**Records shown:**
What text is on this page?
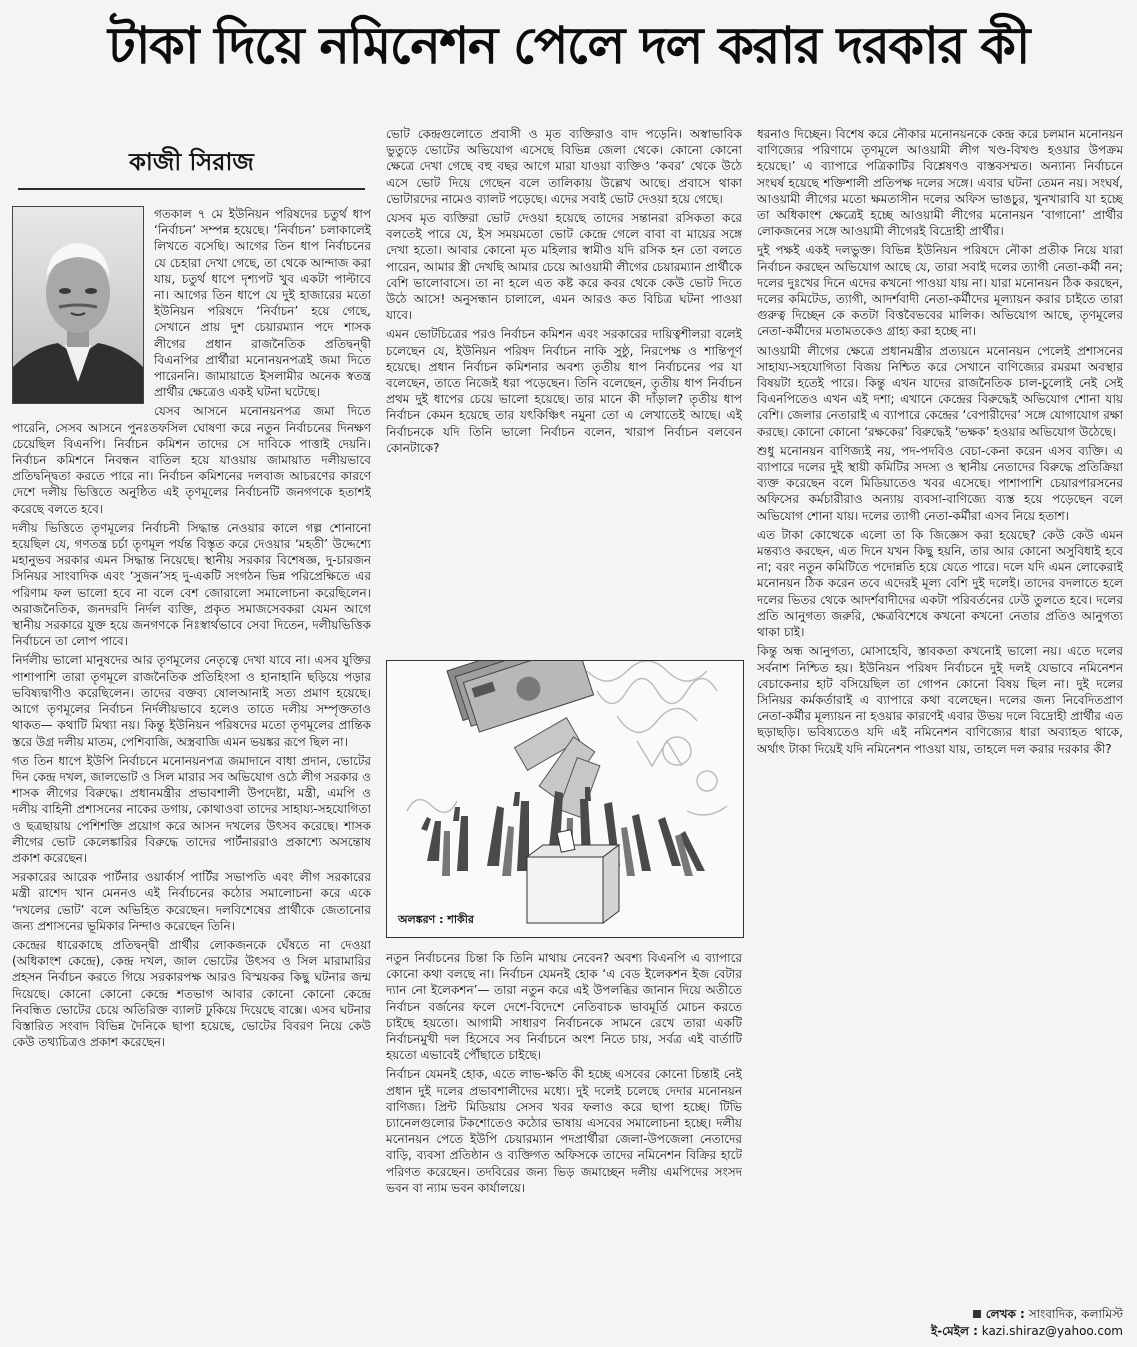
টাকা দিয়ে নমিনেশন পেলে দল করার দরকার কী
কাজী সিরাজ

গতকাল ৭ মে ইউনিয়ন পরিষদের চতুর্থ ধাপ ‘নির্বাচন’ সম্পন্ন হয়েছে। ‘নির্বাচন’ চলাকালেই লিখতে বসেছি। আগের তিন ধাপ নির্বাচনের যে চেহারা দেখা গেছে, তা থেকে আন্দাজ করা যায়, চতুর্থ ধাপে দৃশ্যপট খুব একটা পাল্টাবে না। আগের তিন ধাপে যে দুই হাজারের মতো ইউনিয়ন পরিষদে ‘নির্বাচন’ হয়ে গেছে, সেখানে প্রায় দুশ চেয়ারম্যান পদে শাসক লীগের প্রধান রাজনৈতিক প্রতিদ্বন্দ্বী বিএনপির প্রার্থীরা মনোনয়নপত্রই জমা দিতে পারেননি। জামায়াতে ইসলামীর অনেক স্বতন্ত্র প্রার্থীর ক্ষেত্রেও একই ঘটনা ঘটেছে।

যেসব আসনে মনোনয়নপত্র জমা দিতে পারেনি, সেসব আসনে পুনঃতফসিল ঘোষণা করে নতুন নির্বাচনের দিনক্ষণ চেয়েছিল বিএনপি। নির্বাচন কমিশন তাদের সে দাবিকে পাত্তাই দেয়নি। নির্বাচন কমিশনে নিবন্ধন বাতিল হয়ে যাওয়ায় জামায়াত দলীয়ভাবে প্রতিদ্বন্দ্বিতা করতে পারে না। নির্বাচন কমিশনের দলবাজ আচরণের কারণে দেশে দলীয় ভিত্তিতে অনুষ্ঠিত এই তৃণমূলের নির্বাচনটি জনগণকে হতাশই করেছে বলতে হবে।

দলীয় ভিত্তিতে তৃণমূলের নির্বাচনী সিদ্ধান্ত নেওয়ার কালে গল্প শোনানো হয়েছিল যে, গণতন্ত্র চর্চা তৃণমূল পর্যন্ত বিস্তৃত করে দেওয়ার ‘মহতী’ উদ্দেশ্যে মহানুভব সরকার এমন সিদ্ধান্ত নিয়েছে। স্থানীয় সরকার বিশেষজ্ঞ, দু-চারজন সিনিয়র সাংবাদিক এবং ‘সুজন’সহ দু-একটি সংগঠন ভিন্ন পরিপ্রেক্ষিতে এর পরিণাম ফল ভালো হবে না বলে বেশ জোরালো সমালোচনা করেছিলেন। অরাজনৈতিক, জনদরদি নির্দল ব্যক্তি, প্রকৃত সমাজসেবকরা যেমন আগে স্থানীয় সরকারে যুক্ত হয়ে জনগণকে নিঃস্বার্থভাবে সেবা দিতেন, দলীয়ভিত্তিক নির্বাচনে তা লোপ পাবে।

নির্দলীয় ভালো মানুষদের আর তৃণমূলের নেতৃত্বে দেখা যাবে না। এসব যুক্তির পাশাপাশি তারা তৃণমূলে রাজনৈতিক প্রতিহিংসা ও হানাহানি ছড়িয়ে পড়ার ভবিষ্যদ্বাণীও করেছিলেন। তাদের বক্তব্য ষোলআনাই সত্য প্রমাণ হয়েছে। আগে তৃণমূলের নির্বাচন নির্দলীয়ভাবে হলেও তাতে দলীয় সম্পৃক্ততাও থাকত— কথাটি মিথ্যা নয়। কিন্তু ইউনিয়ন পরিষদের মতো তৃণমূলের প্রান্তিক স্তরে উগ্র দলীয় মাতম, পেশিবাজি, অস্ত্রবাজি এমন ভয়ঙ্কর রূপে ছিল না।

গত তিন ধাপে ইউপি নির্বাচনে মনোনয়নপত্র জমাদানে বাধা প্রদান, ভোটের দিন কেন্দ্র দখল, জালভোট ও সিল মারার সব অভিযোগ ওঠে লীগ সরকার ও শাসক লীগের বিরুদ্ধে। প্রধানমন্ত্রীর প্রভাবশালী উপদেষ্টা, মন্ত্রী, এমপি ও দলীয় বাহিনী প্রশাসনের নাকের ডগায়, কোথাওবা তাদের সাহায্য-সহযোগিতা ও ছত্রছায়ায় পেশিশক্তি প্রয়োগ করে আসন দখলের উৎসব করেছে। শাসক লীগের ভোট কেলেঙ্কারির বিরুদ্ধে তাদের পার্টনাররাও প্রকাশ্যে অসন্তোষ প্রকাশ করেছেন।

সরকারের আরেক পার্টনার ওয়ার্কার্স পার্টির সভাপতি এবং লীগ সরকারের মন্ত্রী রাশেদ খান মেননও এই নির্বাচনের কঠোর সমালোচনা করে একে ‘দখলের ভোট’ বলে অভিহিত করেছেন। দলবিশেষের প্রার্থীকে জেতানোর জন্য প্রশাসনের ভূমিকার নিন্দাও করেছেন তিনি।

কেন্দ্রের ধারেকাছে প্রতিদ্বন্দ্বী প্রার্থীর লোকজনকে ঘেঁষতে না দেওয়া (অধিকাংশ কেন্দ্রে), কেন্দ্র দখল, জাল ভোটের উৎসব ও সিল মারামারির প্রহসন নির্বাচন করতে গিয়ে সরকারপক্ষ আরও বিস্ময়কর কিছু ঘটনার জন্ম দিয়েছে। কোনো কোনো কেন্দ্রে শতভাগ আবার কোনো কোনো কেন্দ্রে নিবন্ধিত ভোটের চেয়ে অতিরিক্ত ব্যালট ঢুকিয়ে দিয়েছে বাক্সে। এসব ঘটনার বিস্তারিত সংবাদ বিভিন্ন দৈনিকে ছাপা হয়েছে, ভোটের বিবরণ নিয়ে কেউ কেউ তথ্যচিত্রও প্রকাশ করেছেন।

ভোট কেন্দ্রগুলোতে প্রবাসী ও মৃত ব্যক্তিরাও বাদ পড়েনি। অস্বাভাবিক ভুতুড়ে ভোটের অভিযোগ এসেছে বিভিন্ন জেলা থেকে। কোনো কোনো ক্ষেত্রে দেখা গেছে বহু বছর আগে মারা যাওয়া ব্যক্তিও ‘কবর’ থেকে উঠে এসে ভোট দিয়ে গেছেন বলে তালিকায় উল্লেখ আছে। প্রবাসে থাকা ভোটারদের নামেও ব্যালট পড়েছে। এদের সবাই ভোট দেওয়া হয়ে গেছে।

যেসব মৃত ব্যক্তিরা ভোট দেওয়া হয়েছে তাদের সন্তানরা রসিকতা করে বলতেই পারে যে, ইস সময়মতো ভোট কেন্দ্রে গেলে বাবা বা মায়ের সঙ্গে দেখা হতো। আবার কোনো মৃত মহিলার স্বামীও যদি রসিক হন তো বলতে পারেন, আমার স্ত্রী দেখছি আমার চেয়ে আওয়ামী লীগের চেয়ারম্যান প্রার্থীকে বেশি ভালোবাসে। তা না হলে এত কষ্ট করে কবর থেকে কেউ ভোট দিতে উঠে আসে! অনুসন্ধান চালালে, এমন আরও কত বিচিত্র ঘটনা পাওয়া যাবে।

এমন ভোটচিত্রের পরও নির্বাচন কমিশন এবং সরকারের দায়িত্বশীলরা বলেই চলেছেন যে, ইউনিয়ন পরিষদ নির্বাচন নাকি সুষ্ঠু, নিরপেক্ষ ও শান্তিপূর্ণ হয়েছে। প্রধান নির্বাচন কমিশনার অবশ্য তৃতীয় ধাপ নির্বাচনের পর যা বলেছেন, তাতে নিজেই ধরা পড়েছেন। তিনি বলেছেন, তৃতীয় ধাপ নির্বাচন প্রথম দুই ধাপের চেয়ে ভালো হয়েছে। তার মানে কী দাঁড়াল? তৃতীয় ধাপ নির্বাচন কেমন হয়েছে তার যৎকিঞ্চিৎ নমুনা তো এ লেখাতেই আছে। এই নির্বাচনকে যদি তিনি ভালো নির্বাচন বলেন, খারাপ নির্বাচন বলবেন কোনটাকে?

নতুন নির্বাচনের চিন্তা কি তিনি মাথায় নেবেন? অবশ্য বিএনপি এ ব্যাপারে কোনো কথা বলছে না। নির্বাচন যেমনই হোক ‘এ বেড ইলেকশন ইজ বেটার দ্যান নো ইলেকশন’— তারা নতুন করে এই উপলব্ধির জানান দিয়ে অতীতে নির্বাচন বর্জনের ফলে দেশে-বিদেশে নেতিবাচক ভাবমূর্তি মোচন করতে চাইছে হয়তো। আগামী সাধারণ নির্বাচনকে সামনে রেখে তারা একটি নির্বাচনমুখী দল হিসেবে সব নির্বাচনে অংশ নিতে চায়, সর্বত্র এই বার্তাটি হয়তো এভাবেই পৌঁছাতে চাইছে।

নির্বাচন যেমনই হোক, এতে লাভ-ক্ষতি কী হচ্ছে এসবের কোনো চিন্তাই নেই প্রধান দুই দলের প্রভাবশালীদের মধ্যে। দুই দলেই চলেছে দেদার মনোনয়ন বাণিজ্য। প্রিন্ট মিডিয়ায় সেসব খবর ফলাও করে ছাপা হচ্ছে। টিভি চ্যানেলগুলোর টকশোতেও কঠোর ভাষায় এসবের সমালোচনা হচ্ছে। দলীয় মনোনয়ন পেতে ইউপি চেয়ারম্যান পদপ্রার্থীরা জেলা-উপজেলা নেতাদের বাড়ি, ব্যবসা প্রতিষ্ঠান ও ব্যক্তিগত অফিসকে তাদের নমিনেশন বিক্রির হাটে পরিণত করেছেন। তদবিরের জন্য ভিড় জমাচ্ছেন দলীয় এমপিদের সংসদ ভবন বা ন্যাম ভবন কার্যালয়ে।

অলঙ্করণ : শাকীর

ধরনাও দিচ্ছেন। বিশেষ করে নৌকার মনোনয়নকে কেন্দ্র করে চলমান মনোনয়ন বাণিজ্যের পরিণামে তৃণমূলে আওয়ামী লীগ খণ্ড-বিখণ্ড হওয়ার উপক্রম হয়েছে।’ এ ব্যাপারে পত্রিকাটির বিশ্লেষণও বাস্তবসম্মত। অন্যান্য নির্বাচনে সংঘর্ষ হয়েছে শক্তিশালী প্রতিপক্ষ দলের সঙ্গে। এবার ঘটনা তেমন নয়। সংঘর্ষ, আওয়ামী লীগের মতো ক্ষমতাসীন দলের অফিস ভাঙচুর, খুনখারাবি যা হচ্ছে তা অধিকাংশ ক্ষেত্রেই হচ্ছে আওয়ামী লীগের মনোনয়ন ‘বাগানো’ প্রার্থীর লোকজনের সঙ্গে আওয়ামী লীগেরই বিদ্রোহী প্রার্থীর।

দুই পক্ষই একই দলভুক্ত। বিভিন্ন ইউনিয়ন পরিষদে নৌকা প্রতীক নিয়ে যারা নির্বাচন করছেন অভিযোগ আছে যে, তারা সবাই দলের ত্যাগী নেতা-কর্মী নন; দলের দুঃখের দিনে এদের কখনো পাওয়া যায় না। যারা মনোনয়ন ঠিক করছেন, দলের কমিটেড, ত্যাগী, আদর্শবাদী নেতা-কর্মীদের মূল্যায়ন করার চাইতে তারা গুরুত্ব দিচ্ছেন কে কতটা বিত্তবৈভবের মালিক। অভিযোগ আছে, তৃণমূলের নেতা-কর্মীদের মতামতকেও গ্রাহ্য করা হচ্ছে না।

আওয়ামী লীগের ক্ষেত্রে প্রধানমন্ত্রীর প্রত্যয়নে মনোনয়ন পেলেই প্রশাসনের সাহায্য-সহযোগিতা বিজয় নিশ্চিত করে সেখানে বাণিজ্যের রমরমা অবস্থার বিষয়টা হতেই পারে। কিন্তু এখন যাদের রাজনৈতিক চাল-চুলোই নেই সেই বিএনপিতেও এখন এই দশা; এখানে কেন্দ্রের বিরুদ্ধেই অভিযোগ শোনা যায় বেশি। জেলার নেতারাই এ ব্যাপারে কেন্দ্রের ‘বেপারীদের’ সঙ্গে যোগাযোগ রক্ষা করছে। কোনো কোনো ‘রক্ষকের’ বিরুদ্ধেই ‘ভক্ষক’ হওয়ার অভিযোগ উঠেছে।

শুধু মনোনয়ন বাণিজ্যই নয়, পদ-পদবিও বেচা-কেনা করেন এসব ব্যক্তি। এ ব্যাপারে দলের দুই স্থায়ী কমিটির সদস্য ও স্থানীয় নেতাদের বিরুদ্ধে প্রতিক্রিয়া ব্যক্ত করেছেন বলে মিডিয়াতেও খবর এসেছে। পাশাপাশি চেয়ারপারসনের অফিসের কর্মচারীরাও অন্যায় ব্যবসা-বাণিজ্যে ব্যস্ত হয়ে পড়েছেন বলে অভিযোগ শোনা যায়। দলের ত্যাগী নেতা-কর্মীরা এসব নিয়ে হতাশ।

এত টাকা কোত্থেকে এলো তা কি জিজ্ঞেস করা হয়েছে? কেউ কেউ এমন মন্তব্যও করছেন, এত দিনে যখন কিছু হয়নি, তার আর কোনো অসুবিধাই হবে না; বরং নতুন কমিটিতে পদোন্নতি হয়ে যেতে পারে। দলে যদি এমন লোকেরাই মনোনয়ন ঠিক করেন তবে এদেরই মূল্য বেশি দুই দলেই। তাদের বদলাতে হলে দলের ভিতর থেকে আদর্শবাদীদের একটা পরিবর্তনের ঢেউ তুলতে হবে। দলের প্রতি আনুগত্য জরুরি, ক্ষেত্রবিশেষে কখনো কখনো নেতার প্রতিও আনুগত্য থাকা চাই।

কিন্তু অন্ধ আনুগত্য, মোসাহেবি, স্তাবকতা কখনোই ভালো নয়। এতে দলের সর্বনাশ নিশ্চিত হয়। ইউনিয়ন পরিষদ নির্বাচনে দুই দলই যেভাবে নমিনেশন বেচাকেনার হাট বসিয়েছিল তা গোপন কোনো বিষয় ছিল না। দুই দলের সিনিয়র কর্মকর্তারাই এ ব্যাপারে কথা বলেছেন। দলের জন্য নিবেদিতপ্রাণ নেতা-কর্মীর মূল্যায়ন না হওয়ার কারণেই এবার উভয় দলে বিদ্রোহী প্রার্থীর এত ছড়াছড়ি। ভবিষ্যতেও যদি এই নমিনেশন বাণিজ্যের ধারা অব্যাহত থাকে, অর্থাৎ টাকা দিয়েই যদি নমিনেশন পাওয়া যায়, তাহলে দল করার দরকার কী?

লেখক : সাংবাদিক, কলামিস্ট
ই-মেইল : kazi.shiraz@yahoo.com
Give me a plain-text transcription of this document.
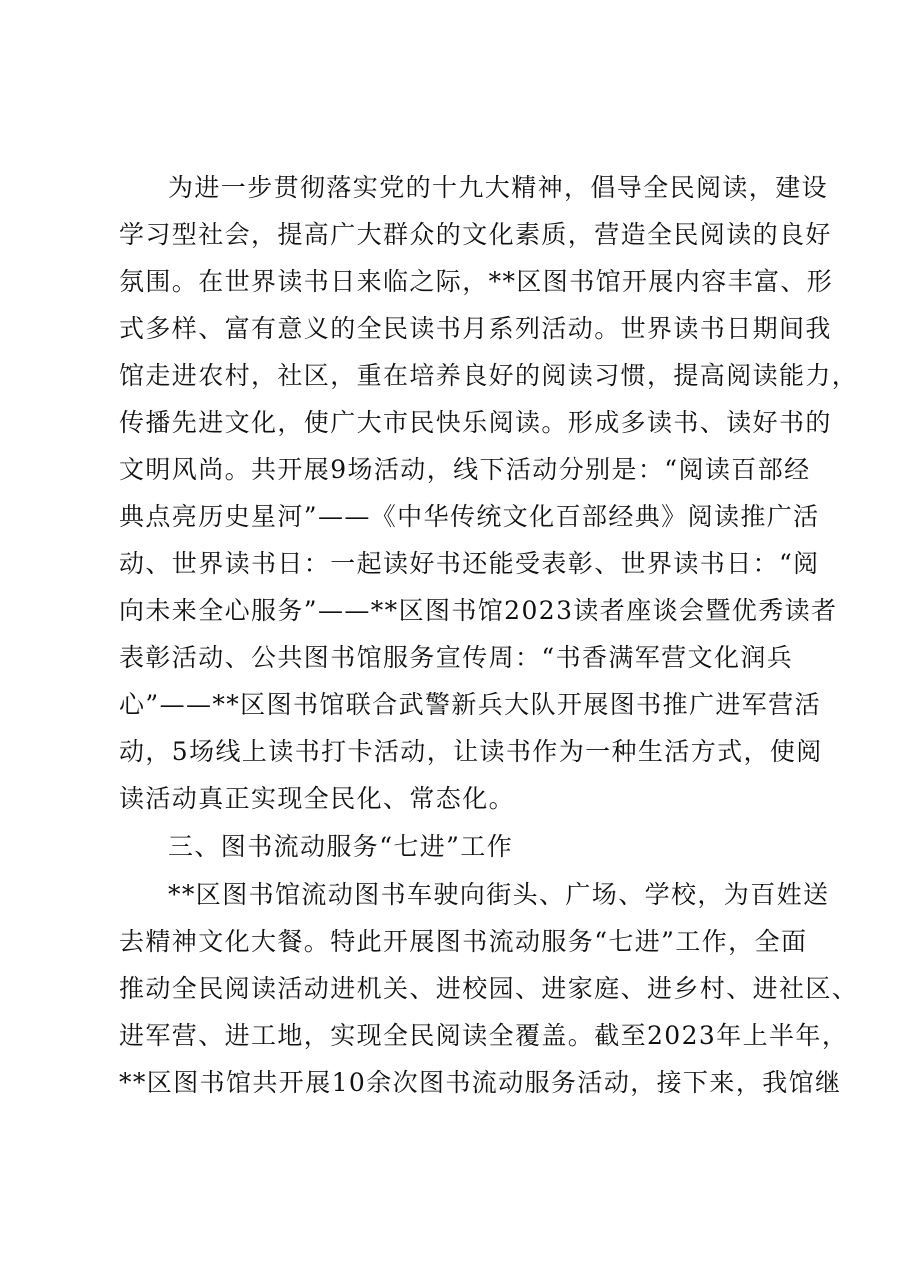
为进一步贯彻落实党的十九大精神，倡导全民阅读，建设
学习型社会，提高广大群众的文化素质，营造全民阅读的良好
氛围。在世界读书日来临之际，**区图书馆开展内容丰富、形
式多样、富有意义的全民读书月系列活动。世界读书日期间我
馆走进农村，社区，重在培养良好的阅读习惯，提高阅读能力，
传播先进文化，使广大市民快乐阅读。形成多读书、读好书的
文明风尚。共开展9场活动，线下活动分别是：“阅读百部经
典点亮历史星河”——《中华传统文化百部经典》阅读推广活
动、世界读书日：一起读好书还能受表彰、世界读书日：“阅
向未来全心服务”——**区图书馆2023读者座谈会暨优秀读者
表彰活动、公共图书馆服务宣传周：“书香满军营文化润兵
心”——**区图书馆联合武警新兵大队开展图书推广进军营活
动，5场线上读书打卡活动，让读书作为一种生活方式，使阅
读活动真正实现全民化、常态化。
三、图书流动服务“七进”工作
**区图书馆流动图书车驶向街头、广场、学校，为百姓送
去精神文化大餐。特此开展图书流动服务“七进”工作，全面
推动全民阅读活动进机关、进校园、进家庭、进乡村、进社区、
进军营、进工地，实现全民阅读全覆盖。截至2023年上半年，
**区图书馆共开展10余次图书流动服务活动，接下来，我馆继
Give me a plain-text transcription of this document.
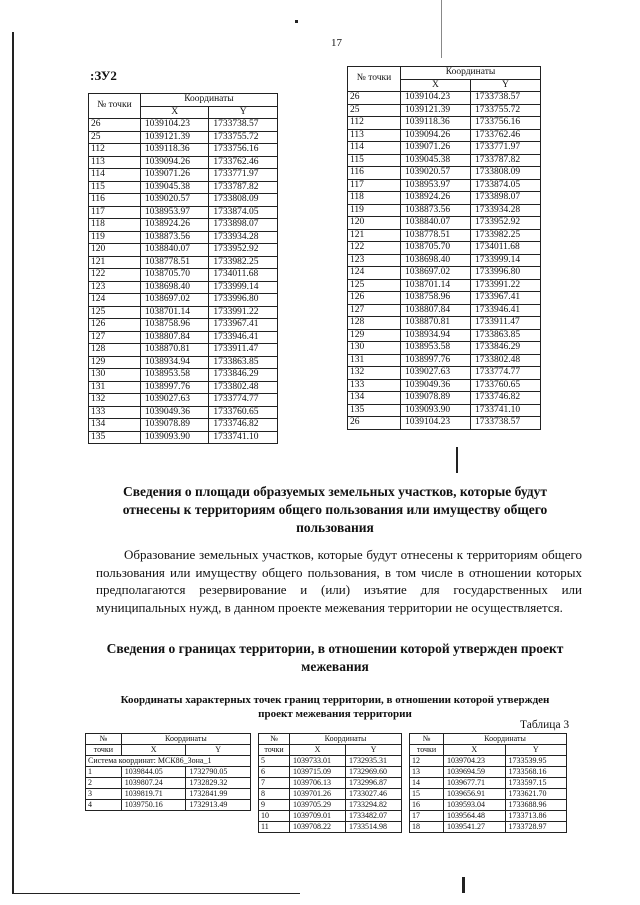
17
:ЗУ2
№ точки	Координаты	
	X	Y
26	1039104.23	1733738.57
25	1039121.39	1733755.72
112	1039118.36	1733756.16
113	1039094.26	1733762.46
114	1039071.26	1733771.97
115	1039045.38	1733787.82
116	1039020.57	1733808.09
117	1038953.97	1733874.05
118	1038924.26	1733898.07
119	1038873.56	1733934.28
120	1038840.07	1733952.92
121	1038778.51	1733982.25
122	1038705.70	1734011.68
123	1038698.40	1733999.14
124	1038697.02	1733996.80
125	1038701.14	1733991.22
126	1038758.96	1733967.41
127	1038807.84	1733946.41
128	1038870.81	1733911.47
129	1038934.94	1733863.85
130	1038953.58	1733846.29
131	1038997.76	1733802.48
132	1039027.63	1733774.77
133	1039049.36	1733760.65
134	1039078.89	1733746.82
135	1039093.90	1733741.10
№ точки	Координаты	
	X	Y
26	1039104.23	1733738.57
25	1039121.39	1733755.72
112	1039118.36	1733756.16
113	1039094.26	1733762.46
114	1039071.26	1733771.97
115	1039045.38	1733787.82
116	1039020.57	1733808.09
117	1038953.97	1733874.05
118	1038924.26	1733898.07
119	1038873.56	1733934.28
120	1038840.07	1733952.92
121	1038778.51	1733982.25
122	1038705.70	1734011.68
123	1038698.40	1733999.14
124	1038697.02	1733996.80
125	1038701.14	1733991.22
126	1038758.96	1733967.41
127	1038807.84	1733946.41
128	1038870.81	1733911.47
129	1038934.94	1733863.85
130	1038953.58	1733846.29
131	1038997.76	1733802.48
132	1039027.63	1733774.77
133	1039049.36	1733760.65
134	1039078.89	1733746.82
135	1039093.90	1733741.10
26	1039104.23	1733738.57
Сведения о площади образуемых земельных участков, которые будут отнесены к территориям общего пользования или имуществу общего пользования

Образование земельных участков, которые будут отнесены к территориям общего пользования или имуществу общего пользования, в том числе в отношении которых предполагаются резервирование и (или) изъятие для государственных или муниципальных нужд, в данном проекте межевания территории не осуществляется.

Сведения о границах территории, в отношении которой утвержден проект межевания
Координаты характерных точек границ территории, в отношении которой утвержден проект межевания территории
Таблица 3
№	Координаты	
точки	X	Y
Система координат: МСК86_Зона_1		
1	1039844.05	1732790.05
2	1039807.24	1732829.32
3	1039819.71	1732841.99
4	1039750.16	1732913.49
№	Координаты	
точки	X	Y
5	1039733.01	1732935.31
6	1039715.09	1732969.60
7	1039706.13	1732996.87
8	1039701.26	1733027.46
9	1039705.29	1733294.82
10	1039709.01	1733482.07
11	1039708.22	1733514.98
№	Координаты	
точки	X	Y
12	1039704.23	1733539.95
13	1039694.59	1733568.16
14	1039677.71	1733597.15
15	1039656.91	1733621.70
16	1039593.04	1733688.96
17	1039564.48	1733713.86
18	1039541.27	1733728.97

**Do this:**
Return all lines containing the word "которой".

**Exercise solution:**
Сведения о границах территории, в отношении которой утвержден проект межевания
Координаты характерных точек границ территории, в отношении которой утвержден проект межевания территории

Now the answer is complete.